--- EXTRACTED MATERIAL ---

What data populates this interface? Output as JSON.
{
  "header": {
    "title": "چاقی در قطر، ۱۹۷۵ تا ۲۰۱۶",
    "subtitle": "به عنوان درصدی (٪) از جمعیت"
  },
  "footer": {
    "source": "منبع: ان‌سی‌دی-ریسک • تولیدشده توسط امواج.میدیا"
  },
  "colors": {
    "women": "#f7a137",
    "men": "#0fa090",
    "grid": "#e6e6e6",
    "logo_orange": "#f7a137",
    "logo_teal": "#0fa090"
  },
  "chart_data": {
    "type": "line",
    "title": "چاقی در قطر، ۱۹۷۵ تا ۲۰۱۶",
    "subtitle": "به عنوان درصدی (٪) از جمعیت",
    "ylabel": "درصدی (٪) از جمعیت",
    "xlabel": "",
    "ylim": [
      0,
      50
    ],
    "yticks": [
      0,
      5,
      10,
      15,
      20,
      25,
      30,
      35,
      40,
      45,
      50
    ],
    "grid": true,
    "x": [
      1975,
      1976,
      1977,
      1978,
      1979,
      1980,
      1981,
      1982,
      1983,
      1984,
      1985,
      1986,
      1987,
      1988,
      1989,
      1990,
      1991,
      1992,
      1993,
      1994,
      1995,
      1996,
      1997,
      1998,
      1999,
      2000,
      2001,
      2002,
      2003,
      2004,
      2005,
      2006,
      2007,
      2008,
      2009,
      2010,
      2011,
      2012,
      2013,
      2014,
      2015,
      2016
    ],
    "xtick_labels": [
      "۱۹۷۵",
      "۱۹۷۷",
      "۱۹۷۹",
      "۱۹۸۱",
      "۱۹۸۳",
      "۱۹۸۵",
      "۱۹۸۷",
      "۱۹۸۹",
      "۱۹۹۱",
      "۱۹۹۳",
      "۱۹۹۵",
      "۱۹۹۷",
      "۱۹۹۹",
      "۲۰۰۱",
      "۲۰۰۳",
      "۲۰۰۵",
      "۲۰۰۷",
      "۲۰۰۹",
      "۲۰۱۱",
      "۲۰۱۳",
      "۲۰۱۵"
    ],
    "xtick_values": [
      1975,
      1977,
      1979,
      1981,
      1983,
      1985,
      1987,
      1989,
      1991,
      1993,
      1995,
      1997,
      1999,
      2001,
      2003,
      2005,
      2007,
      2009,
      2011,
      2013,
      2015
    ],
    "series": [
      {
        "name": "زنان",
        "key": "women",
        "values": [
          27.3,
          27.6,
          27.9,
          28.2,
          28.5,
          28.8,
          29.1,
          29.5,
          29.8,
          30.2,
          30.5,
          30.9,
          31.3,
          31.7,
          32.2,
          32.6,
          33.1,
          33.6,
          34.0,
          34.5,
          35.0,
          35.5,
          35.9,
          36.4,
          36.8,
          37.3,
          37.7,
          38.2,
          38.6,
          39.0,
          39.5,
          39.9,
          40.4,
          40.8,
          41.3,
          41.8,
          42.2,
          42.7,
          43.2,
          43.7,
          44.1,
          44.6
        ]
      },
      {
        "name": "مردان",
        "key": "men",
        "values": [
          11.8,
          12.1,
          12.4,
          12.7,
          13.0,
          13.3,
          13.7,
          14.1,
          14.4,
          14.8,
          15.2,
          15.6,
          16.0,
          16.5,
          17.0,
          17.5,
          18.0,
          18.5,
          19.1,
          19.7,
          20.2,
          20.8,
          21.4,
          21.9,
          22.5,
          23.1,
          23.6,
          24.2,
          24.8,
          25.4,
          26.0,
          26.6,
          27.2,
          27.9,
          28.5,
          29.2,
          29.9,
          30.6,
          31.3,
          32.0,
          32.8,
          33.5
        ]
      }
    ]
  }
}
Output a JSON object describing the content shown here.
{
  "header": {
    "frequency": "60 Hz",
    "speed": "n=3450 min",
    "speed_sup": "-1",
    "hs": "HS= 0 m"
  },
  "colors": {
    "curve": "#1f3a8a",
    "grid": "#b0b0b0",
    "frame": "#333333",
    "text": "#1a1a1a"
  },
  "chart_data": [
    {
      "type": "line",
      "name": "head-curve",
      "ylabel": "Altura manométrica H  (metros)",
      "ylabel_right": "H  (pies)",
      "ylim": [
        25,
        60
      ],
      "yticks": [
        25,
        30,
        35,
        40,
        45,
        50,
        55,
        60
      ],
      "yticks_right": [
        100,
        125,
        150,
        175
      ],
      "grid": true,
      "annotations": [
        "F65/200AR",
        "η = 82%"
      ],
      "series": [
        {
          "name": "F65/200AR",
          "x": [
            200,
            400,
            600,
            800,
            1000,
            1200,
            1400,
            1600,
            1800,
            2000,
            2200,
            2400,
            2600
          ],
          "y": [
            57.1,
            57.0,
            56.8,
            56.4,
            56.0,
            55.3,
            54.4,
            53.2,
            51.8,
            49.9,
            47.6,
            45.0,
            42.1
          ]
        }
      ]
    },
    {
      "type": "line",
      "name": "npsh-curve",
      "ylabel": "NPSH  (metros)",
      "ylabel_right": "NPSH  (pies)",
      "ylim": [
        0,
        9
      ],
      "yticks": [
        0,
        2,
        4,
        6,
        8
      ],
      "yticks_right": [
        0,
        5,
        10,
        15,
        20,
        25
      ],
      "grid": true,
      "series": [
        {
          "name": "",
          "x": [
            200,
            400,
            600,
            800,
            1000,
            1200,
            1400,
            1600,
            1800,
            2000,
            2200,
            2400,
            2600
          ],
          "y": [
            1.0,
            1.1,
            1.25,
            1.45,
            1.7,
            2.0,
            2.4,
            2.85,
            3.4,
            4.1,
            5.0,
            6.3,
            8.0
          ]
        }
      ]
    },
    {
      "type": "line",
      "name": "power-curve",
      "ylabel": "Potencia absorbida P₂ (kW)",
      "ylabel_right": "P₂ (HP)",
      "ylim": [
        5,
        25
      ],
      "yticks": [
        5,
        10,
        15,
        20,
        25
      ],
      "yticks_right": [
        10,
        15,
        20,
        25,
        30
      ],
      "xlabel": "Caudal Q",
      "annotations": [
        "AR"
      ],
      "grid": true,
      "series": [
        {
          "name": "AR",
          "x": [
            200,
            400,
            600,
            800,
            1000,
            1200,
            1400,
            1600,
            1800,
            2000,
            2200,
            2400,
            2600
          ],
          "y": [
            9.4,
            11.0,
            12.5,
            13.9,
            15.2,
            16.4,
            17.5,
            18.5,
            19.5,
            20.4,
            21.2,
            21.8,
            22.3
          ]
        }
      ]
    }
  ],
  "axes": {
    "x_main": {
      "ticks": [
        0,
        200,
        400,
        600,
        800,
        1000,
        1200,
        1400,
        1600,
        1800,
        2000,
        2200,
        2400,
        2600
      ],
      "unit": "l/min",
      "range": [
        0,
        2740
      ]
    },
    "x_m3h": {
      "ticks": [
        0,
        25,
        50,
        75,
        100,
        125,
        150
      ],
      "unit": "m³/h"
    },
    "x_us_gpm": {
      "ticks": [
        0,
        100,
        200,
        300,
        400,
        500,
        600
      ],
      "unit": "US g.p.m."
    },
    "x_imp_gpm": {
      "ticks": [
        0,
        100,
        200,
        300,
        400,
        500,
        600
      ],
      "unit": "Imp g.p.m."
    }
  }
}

---

» **EXERCISE DIRECTIONS**
Give back the whole listing exactly as it reads.

» **OUTPUT FOR THIS EXERCISE**
What data populates this interface? Output as JSON.
{
  "header": {
    "title": "چاقی در قطر، ۱۹۷۵ تا ۲۰۱۶",
    "subtitle": "به عنوان درصدی (٪) از جمعیت"
  },
  "footer": {
    "source": "منبع: ان‌سی‌دی-ریسک • تولیدشده توسط امواج.میدیا"
  },
  "colors": {
    "women": "#f7a137",
    "men": "#0fa090",
    "grid": "#e6e6e6",
    "logo_orange": "#f7a137",
    "logo_teal": "#0fa090"
  },
  "chart_data": {
    "type": "line",
    "title": "چاقی در قطر، ۱۹۷۵ تا ۲۰۱۶",
    "subtitle": "به عنوان درصدی (٪) از جمعیت",
    "ylabel": "درصدی (٪) از جمعیت",
    "xlabel": "",
    "ylim": [
      0,
      50
    ],
    "yticks": [
      0,
      5,
      10,
      15,
      20,
      25,
      30,
      35,
      40,
      45,
      50
    ],
    "grid": true,
    "x": [
      1975,
      1976,
      1977,
      1978,
      1979,
      1980,
      1981,
      1982,
      1983,
      1984,
      1985,
      1986,
      1987,
      1988,
      1989,
      1990,
      1991,
      1992,
      1993,
      1994,
      1995,
      1996,
      1997,
      1998,
      1999,
      2000,
      2001,
      2002,
      2003,
      2004,
      2005,
      2006,
      2007,
      2008,
      2009,
      2010,
      2011,
      2012,
      2013,
      2014,
      2015,
      2016
    ],
    "xtick_labels": [
      "۱۹۷۵",
      "۱۹۷۷",
      "۱۹۷۹",
      "۱۹۸۱",
      "۱۹۸۳",
      "۱۹۸۵",
      "۱۹۸۷",
      "۱۹۸۹",
      "۱۹۹۱",
      "۱۹۹۳",
      "۱۹۹۵",
      "۱۹۹۷",
      "۱۹۹۹",
      "۲۰۰۱",
      "۲۰۰۳",
      "۲۰۰۵",
      "۲۰۰۷",
      "۲۰۰۹",
      "۲۰۱۱",
      "۲۰۱۳",
      "۲۰۱۵"
    ],
    "xtick_values": [
      1975,
      1977,
      1979,
      1981,
      1983,
      1985,
      1987,
      1989,
      1991,
      1993,
      1995,
      1997,
      1999,
      2001,
      2003,
      2005,
      2007,
      2009,
      2011,
      2013,
      2015
    ],
    "series": [
      {
        "name": "زنان",
        "key": "women",
        "values": [
          27.3,
          27.6,
          27.9,
          28.2,
          28.5,
          28.8,
          29.1,
          29.5,
          29.8,
          30.2,
          30.5,
          30.9,
          31.3,
          31.7,
          32.2,
          32.6,
          33.1,
          33.6,
          34.0,
          34.5,
          35.0,
          35.5,
          35.9,
          36.4,
          36.8,
          37.3,
          37.7,
          38.2,
          38.6,
          39.0,
          39.5,
          39.9,
          40.4,
          40.8,
          41.3,
          41.8,
          42.2,
          42.7,
          43.2,
          43.7,
          44.1,
          44.6
        ]
      },
      {
        "name": "مردان",
        "key": "men",
        "values": [
          11.8,
          12.1,
          12.4,
          12.7,
          13.0,
          13.3,
          13.7,
          14.1,
          14.4,
          14.8,
          15.2,
          15.6,
          16.0,
          16.5,
          17.0,
          17.5,
          18.0,
          18.5,
          19.1,
          19.7,
          20.2,
          20.8,
          21.4,
          21.9,
          22.5,
          23.1,
          23.6,
          24.2,
          24.8,
          25.4,
          26.0,
          26.6,
          27.2,
          27.9,
          28.5,
          29.2,
          29.9,
          30.6,
          31.3,
          32.0,
          32.8,
          33.5
        ]
      }
    ]
  }
}
Output a JSON object describing the content shown here.
{
  "header": {
    "frequency": "60 Hz",
    "speed": "n=3450 min",
    "speed_sup": "-1",
    "hs": "HS= 0 m"
  },
  "colors": {
    "curve": "#1f3a8a",
    "grid": "#b0b0b0",
    "frame": "#333333",
    "text": "#1a1a1a"
  },
  "chart_data": [
    {
      "type": "line",
      "name": "head-curve",
      "ylabel": "Altura manométrica H  (metros)",
      "ylabel_right": "H  (pies)",
      "ylim": [
        25,
        60
      ],
      "yticks": [
        25,
        30,
        35,
        40,
        45,
        50,
        55,
        60
      ],
      "yticks_right": [
        100,
        125,
        150,
        175
      ],
      "grid": true,
      "annotations": [
        "F65/200AR",
        "η = 82%"
      ],
      "series": [
        {
          "name": "F65/200AR",
          "x": [
            200,
            400,
            600,
            800,
            1000,
            1200,
            1400,
            1600,
            1800,
            2000,
            2200,
            2400,
            2600
          ],
          "y": [
            57.1,
            57.0,
            56.8,
            56.4,
            56.0,
            55.3,
            54.4,
            53.2,
            51.8,
            49.9,
            47.6,
            45.0,
            42.1
          ]
        }
      ]
    },
    {
      "type": "line",
      "name": "npsh-curve",
      "ylabel": "NPSH  (metros)",
      "ylabel_right": "NPSH  (pies)",
      "ylim": [
        0,
        9
      ],
      "yticks": [
        0,
        2,
        4,
        6,
        8
      ],
      "yticks_right": [
        0,
        5,
        10,
        15,
        20,
        25
      ],
      "grid": true,
      "series": [
        {
          "name": "",
          "x": [
            200,
            400,
            600,
            800,
            1000,
            1200,
            1400,
            1600,
            1800,
            2000,
            2200,
            2400,
            2600
          ],
          "y": [
            1.0,
            1.1,
            1.25,
            1.45,
            1.7,
            2.0,
            2.4,
            2.85,
            3.4,
            4.1,
            5.0,
            6.3,
            8.0
          ]
        }
      ]
    },
    {
      "type": "line",
      "name": "power-curve",
      "ylabel": "Potencia absorbida P₂ (kW)",
      "ylabel_right": "P₂ (HP)",
      "ylim": [
        5,
        25
      ],
      "yticks": [
        5,
        10,
        15,
        20,
        25
      ],
      "yticks_right": [
        10,
        15,
        20,
        25,
        30
      ],
      "xlabel": "Caudal Q",
      "annotations": [
        "AR"
      ],
      "grid": true,
      "series": [
        {
          "name": "AR",
          "x": [
            200,
            400,
            600,
            800,
            1000,
            1200,
            1400,
            1600,
            1800,
            2000,
            2200,
            2400,
            2600
          ],
          "y": [
            9.4,
            11.0,
            12.5,
            13.9,
            15.2,
            16.4,
            17.5,
            18.5,
            19.5,
            20.4,
            21.2,
            21.8,
            22.3
          ]
        }
      ]
    }
  ],
  "axes": {
    "x_main": {
      "ticks": [
        0,
        200,
        400,
        600,
        800,
        1000,
        1200,
        1400,
        1600,
        1800,
        2000,
        2200,
        2400,
        2600
      ],
      "unit": "l/min",
      "range": [
        0,
        2740
      ]
    },
    "x_m3h": {
      "ticks": [
        0,
        25,
        50,
        75,
        100,
        125,
        150
      ],
      "unit": "m³/h"
    },
    "x_us_gpm": {
      "ticks": [
        0,
        100,
        200,
        300,
        400,
        500,
        600
      ],
      "unit": "US g.p.m."
    },
    "x_imp_gpm": {
      "ticks": [
        0,
        100,
        200,
        300,
        400,
        500,
        600
      ],
      "unit": "Imp g.p.m."
    }
  }
}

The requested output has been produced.